Koan Zen History
Lineage begins with silence
Emptiness was there before the Universe was. —John Tarrant
At the beginning there was silence and non-time, the universe had not yet begun. But even silence is a step, it repeats, it’s the beginning of a journey. —from the Story of Buddha’s Life as told annually at PZI in December
The Heart Sutra says: Form is emptiness, emptiness is form.
If we had a credo at PZI—not as a statement of belief, but a statement about how it’s interesting to experience reality—it would be the Heart Sutra.
It’s a key notion, because it maps onto something very deep, both in the intellectual currents of our tradition, but also in the experience that you have in your own heart-mind. There’s a perception of how things are and of the way we’ve constructed the world. Seeing through that, and that form is empty and even emptiness is empty—is a Zen idea, a Chan idea.
—John Tarrant Roshi
Bodhidharma’s Vast Emptiness
Great Ancestor Bodhidharma brings Chan to China, 500-600 CE
Buddhism was already established in China when Bodhidharma, the “Blue-eyed Barbarian,” arrived from India, bearing the Lankavatara Sutra. The koan tells of a legendary meeting with the emperor where Bodhidharma does not offer him any ground to stand on:
KOAN: Emperor Wu asked the great teacher Bodhidharma, “What is the first principle of the holy teaching?” Bodhidharma said,“Vast emptiness, nothing holy.” —Case 1, from the great Blue Cliff Record
Chan Meets Daoism
Laozi and Zhuangzi, 200-500 CE
Chan transformed Buddhism in China, and it also banged into Daoism and became a much more process-oriented idea. People became interested in it as an experience rather than an idea, and that’s how you’ll feel it, you’ll hear it, in Zen.
KOAN: The true traveler has no fixed destination and is not intent on arrival. —Laozi, from the Daodejing
KOAN: The Dao is in the ant, in the potsherd, in the shit and the piss. —Zhuangzi, from the Zhuangzi
Huineng’s Original Face
Early to Middle Chan in Tang Dynasty China, 500-900 CE
Koan work in a formal sense has its origins during China’s peaceful and prosperous early Tang dynasty, (7th-9th centuries CE,) when sayings of former and current masters were first circulated and used in meditation. Huineng points you inward to your essential self:
KOAN: Quickly, without thinking good or evil, what is your original face before your parents were born?

[Some data]
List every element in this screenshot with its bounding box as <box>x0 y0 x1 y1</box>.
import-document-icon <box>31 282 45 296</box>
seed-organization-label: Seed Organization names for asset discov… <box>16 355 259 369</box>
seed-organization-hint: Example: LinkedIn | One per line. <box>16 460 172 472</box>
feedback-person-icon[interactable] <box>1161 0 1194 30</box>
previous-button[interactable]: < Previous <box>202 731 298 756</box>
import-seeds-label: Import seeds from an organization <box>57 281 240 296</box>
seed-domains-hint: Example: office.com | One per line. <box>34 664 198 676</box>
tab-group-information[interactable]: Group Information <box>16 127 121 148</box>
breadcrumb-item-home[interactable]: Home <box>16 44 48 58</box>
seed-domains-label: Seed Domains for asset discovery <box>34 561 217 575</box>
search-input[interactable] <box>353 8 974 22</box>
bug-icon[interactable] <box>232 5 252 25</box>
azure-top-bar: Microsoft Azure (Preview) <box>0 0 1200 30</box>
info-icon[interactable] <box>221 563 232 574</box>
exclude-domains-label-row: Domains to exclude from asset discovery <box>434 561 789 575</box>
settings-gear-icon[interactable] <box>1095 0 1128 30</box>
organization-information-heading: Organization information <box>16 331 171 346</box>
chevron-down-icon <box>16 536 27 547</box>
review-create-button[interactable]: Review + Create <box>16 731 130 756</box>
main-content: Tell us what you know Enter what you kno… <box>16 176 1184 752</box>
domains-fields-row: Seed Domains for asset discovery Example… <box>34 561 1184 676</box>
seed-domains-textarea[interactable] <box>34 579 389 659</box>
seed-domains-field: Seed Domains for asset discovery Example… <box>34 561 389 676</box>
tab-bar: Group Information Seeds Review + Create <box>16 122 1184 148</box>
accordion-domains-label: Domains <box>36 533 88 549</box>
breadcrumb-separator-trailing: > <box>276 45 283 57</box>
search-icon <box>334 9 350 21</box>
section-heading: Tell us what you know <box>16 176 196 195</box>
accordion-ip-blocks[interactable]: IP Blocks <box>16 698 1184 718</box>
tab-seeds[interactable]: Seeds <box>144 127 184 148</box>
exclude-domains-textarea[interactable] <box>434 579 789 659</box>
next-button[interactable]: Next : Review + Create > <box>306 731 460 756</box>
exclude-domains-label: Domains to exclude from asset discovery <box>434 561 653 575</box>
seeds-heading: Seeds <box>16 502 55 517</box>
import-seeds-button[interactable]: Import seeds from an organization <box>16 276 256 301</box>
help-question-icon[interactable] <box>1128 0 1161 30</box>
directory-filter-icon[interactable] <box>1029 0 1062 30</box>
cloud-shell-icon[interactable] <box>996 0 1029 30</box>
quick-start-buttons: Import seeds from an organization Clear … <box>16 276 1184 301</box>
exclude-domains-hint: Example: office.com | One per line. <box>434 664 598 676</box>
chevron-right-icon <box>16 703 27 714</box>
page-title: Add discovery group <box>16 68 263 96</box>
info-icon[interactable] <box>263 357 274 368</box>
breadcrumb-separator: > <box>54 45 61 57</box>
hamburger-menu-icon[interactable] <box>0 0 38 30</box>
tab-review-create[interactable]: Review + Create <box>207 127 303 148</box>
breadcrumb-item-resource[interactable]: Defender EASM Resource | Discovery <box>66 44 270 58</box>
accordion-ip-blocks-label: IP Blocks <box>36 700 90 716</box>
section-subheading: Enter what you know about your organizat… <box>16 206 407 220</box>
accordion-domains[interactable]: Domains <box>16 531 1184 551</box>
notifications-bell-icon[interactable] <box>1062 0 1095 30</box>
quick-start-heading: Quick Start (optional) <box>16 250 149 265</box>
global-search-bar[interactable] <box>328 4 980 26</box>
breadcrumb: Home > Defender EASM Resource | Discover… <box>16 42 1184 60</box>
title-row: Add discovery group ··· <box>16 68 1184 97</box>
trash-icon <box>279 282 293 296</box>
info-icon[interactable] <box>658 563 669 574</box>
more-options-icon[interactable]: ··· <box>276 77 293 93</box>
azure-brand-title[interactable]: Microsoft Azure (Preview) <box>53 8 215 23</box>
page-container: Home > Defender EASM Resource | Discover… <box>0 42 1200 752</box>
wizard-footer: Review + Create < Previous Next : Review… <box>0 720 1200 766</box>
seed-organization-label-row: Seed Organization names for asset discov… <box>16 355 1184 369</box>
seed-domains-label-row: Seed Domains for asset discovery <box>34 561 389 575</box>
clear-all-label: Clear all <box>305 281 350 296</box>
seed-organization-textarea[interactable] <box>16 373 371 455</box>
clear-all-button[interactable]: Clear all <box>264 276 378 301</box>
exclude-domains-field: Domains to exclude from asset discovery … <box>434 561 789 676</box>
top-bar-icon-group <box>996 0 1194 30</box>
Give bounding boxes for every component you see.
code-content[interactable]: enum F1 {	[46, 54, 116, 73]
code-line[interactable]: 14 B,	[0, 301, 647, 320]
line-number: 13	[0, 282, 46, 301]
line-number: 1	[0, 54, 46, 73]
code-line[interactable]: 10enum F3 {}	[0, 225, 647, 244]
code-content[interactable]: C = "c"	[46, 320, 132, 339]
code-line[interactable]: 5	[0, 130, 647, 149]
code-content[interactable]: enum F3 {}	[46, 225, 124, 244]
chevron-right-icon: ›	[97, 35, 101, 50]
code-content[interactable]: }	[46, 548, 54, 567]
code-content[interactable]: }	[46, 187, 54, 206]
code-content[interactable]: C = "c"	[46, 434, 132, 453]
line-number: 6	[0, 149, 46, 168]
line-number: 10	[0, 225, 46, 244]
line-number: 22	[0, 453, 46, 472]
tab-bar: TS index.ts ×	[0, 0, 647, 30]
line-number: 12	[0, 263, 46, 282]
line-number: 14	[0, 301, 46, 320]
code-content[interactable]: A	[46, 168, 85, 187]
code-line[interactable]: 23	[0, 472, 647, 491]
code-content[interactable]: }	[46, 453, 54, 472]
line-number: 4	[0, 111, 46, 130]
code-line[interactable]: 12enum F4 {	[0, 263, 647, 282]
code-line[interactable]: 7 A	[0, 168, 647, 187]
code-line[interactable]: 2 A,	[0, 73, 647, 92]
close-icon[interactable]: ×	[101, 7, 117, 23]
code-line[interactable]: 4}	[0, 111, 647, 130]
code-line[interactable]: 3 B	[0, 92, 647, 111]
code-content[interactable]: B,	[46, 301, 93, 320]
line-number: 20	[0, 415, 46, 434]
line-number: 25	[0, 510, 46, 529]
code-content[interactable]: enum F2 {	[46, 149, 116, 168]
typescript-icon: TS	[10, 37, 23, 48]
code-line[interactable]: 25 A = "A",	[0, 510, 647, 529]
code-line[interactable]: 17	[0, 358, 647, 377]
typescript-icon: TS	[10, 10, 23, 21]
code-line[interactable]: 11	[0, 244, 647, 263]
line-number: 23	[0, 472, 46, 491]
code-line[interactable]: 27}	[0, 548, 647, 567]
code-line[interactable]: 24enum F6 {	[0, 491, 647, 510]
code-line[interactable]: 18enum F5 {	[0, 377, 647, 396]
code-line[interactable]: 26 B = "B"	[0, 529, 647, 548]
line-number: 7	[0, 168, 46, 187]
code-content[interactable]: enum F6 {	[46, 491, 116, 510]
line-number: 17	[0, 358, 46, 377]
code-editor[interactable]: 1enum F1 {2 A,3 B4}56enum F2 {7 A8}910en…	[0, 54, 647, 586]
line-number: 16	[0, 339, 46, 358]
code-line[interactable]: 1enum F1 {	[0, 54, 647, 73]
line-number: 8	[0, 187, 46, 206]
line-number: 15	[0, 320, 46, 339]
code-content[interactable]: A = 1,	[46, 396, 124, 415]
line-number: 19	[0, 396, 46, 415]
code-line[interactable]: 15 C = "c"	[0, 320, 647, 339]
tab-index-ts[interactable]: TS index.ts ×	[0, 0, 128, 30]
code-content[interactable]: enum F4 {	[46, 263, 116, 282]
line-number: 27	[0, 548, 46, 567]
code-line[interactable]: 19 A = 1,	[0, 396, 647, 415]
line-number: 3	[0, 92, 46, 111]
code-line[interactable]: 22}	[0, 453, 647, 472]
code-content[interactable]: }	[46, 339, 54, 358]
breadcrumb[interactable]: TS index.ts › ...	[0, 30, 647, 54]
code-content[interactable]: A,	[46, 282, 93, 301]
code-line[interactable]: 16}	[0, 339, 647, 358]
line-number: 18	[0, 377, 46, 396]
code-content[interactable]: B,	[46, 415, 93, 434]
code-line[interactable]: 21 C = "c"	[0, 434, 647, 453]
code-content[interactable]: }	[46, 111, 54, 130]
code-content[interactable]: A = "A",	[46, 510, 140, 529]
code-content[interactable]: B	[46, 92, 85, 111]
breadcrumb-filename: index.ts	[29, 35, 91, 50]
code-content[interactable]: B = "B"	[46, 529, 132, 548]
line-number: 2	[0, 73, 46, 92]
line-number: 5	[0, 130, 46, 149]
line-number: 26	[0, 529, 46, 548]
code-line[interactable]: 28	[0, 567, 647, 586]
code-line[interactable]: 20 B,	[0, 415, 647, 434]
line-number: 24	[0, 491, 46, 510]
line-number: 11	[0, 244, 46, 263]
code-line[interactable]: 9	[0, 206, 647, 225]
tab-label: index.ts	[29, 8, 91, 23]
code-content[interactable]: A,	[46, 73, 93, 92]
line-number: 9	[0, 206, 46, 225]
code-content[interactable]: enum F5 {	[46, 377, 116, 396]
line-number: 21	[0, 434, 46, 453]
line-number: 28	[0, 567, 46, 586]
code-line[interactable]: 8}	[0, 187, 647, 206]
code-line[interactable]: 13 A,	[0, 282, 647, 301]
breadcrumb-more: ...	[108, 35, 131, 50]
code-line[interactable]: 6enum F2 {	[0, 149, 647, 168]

▸ **TASKS**
A) From the koan Zen history text, extract the passage that begins at the words "Koan Zen History" and stops after "emptiness is form.".
B) According to the koan Zen history text, which sutra did Bodhidharma carry with him when he arrived in China from India?

▸ **SOLUTIONS TO THE PROBLEMS**
A)
Koan Zen History
Lineage begins with silence
Emptiness was there before the Universe was. —John Tarrant
At the beginning there was silence and non-time, the universe had not yet begun. But even silence is a step, it repeats, it’s the beginning of a journey. —from the Story of Buddha’s Life as told annually at PZI in December
The Heart Sutra says: Form is emptiness, emptiness is form.

B) The Lankavatara Sutra.